SHORT PROBLEM: Repeat each of the following records word for word, changing nothing.

ITEMS:
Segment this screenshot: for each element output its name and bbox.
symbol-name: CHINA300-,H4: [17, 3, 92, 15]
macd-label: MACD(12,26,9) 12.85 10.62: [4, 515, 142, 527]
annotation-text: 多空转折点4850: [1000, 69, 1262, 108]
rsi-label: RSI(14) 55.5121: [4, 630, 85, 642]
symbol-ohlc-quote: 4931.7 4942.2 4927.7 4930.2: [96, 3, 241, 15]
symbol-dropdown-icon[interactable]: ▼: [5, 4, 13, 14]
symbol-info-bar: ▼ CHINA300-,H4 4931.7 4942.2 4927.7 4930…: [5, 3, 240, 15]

FINAL RESULT:
Segment this screenshot: for each element output its name and bbox.
symbol-name: CHINA300-,H4: [17, 3, 92, 15]
macd-label: MACD(12,26,9) 12.85 10.62: [4, 515, 142, 527]
annotation-text: 多空转折点4850: [1000, 69, 1262, 108]
rsi-label: RSI(14) 55.5121: [4, 630, 85, 642]
symbol-ohlc-quote: 4931.7 4942.2 4927.7 4930.2: [96, 3, 241, 15]
symbol-dropdown-icon[interactable]: ▼: [5, 4, 13, 14]
symbol-info-bar: ▼ CHINA300-,H4 4931.7 4942.2 4927.7 4930…: [5, 3, 240, 15]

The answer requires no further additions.